- Aim -
Every entry below should be printed exactly, without its images.

____

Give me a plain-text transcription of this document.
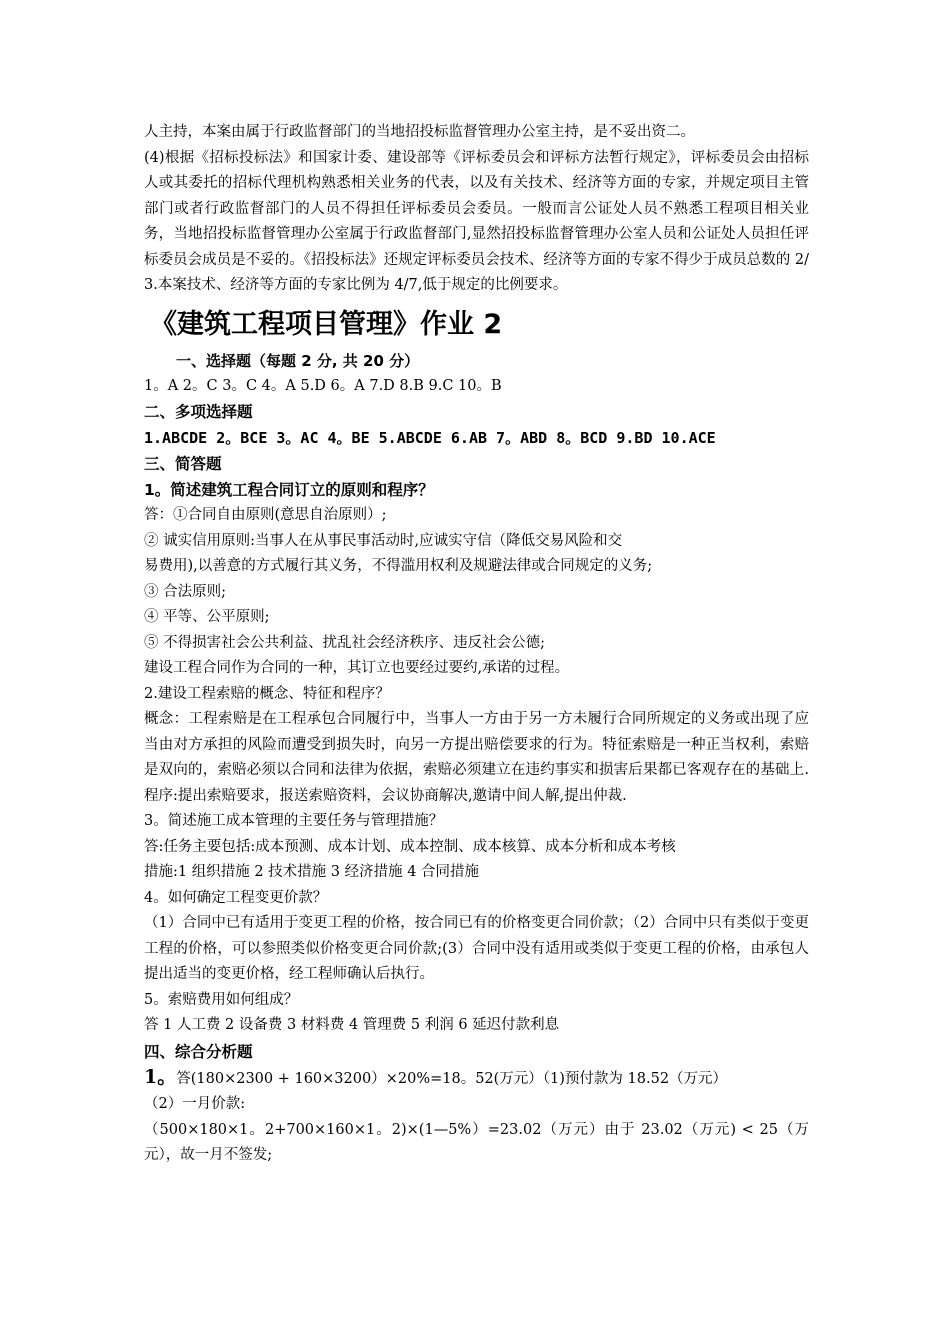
人主持，本案由属于行政监督部门的当地招投标监督管理办公室主持，是不妥出资二。

(4)根据《招标投标法》和国家计委、建设部等《评标委员会和评标方法暂行规定》，评标委员会由招标人或其委托的招标代理机构熟悉相关业务的代表，以及有关技术、经济等方面的专家，并规定项目主管部门或者行政监督部门的人员不得担任评标委员会委员。一般而言公证处人员不熟悉工程项目相关业务，当地招投标监督管理办公室属于行政监督部门,显然招投标监督管理办公室人员和公证处人员担任评标委员会成员是不妥的。《招投标法》还规定评标委员会技术、经济等方面的专家不得少于成员总数的 2/3.本案技术、经济等方面的专家比例为 4/7,低于规定的比例要求。

《建筑工程项目管理》作业 2
一、选择题（每题 2 分, 共 20 分）

1。A 2。C 3。C 4。A 5.D 6。A 7.D 8.B 9.C 10。B

二、多项选择题

1.ABCDE 2。BCE 3。AC 4。BE 5.ABCDE 6.AB 7。ABD 8。BCD 9.BD 10.ACE

三、简答题
1。简述建筑工程合同订立的原则和程序？

答：①合同自由原则(意思自治原则）;

② 诚实信用原则:当事人在从事民事活动时,应诚实守信（降低交易风险和交

易费用),以善意的方式履行其义务，不得滥用权利及规避法律或合同规定的义务;

③ 合法原则;

④ 平等、公平原则;

⑤ 不得损害社会公共利益、扰乱社会经济秩序、违反社会公德;

建设工程合同作为合同的一种，其订立也要经过要约,承诺的过程。

2.建设工程索赔的概念、特征和程序？

概念：工程索赔是在工程承包合同履行中，当事人一方由于另一方未履行合同所规定的义务或出现了应当由对方承担的风险而遭受到损失时，向另一方提出赔偿要求的行为。特征索赔是一种正当权利，索赔是双向的，索赔必须以合同和法律为依据，索赔必须建立在违约事实和损害后果都已客观存在的基础上.程序:提出索赔要求，报送索赔资料，会议协商解决,邀请中间人解,提出仲裁.

3。简述施工成本管理的主要任务与管理措施？

答:任务主要包括:成本预测、成本计划、成本控制、成本核算、成本分析和成本考核

措施:1 组织措施 2 技术措施 3 经济措施 4 合同措施

4。如何确定工程变更价款？

（1）合同中已有适用于变更工程的价格，按合同已有的价格变更合同价款；（2）合同中只有类似于变更工程的价格，可以参照类似价格变更合同价款;(3）合同中没有适用或类似于变更工程的价格，由承包人提出适当的变更价格，经工程师确认后执行。

5。索赔费用如何组成？

答 1 人工费 2 设备费 3 材料费 4 管理费 5 利润 6 延迟付款利息

四、综合分析题

1。答(180×2300 + 160×3200）×20%=18。52(万元）（1)预付款为 18.52（万元）

（2）一月价款:

（500×180×1。2+700×160×1。2)×(1—5%）=23.02（万元）由于 23.02（万元) < 25（万元），故一月不签发;
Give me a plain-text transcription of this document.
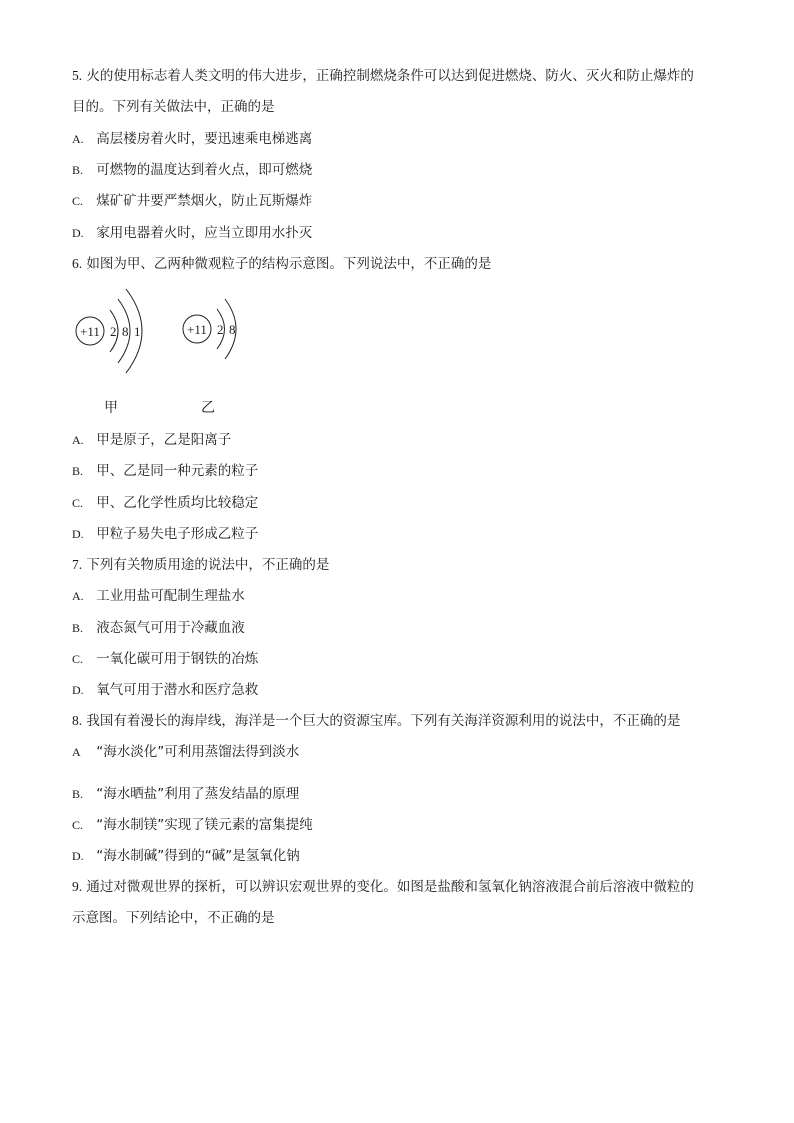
5. 火的使用标志着人类文明的伟大进步，正确控制燃烧条件可以达到促进燃烧、防火、灭火和防止爆炸的
目的。下列有关做法中，正确的是
A. 高层楼房着火时，要迅速乘电梯逃离
B. 可燃物的温度达到着火点，即可燃烧
C. 煤矿矿井要严禁烟火，防止瓦斯爆炸
D. 家用电器着火时，应当立即用水扑灭
6. 如图为甲、乙两种微观粒子的结构示意图。下列说法中，不正确的是
+11 2 8 1	+11 2 8
甲	乙
A. 甲是原子，乙是阳离子
B. 甲、乙是同一种元素的粒子
C. 甲、乙化学性质均比较稳定
D. 甲粒子易失电子形成乙粒子
7. 下列有关物质用途的说法中，不正确的是
A. 工业用盐可配制生理盐水
B. 液态氮气可用于冷藏血液
C. 一氧化碳可用于钢铁的冶炼
D. 氧气可用于潜水和医疗急救
8. 我国有着漫长的海岸线，海洋是一个巨大的资源宝库。下列有关海洋资源利用的说法中，不正确的是
A “海水淡化”可利用蒸馏法得到淡水
B. “海水晒盐”利用了蒸发结晶的原理
C. “海水制镁”实现了镁元素的富集提纯
D. “海水制碱”得到的“碱”是氢氧化钠
9. 通过对微观世界的探析，可以辨识宏观世界的变化。如图是盐酸和氢氧化钠溶液混合前后溶液中微粒的
示意图。下列结论中，不正确的是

____

- Response to this task -
Give me a plain-text transcription of this document.
人主持，本案由属于行政监督部门的当地招投标监督管理办公室主持，是不妥出资二。

(4)根据《招标投标法》和国家计委、建设部等《评标委员会和评标方法暂行规定》，评标委员会由招标人或其委托的招标代理机构熟悉相关业务的代表，以及有关技术、经济等方面的专家，并规定项目主管部门或者行政监督部门的人员不得担任评标委员会委员。一般而言公证处人员不熟悉工程项目相关业务，当地招投标监督管理办公室属于行政监督部门,显然招投标监督管理办公室人员和公证处人员担任评标委员会成员是不妥的。《招投标法》还规定评标委员会技术、经济等方面的专家不得少于成员总数的 2/3.本案技术、经济等方面的专家比例为 4/7,低于规定的比例要求。

《建筑工程项目管理》作业 2
一、选择题（每题 2 分, 共 20 分）

1。A 2。C 3。C 4。A 5.D 6。A 7.D 8.B 9.C 10。B

二、多项选择题

1.ABCDE 2。BCE 3。AC 4。BE 5.ABCDE 6.AB 7。ABD 8。BCD 9.BD 10.ACE

三、简答题
1。简述建筑工程合同订立的原则和程序？

答：①合同自由原则(意思自治原则）;

② 诚实信用原则:当事人在从事民事活动时,应诚实守信（降低交易风险和交

易费用),以善意的方式履行其义务，不得滥用权利及规避法律或合同规定的义务;

③ 合法原则;

④ 平等、公平原则;

⑤ 不得损害社会公共利益、扰乱社会经济秩序、违反社会公德;

建设工程合同作为合同的一种，其订立也要经过要约,承诺的过程。

2.建设工程索赔的概念、特征和程序？

概念：工程索赔是在工程承包合同履行中，当事人一方由于另一方未履行合同所规定的义务或出现了应当由对方承担的风险而遭受到损失时，向另一方提出赔偿要求的行为。特征索赔是一种正当权利，索赔是双向的，索赔必须以合同和法律为依据，索赔必须建立在违约事实和损害后果都已客观存在的基础上.程序:提出索赔要求，报送索赔资料，会议协商解决,邀请中间人解,提出仲裁.

3。简述施工成本管理的主要任务与管理措施？

答:任务主要包括:成本预测、成本计划、成本控制、成本核算、成本分析和成本考核

措施:1 组织措施 2 技术措施 3 经济措施 4 合同措施

4。如何确定工程变更价款？

（1）合同中已有适用于变更工程的价格，按合同已有的价格变更合同价款；（2）合同中只有类似于变更工程的价格，可以参照类似价格变更合同价款;(3）合同中没有适用或类似于变更工程的价格，由承包人提出适当的变更价格，经工程师确认后执行。

5。索赔费用如何组成？

答 1 人工费 2 设备费 3 材料费 4 管理费 5 利润 6 延迟付款利息

四、综合分析题

1。答(180×2300 + 160×3200）×20%=18。52(万元）（1)预付款为 18.52（万元）

（2）一月价款:

（500×180×1。2+700×160×1。2)×(1—5%）=23.02（万元）由于 23.02（万元) < 25（万元），故一月不签发;
Give me a plain-text transcription of this document.
5. 火的使用标志着人类文明的伟大进步，正确控制燃烧条件可以达到促进燃烧、防火、灭火和防止爆炸的
目的。下列有关做法中，正确的是
A. 高层楼房着火时，要迅速乘电梯逃离
B. 可燃物的温度达到着火点，即可燃烧
C. 煤矿矿井要严禁烟火，防止瓦斯爆炸
D. 家用电器着火时，应当立即用水扑灭
6. 如图为甲、乙两种微观粒子的结构示意图。下列说法中，不正确的是
+11 2 8 1	+11 2 8
甲	乙
A. 甲是原子，乙是阳离子
B. 甲、乙是同一种元素的粒子
C. 甲、乙化学性质均比较稳定
D. 甲粒子易失电子形成乙粒子
7. 下列有关物质用途的说法中，不正确的是
A. 工业用盐可配制生理盐水
B. 液态氮气可用于冷藏血液
C. 一氧化碳可用于钢铁的冶炼
D. 氧气可用于潜水和医疗急救
8. 我国有着漫长的海岸线，海洋是一个巨大的资源宝库。下列有关海洋资源利用的说法中，不正确的是
A “海水淡化”可利用蒸馏法得到淡水
B. “海水晒盐”利用了蒸发结晶的原理
C. “海水制镁”实现了镁元素的富集提纯
D. “海水制碱”得到的“碱”是氢氧化钠
9. 通过对微观世界的探析，可以辨识宏观世界的变化。如图是盐酸和氢氧化钠溶液混合前后溶液中微粒的
示意图。下列结论中，不正确的是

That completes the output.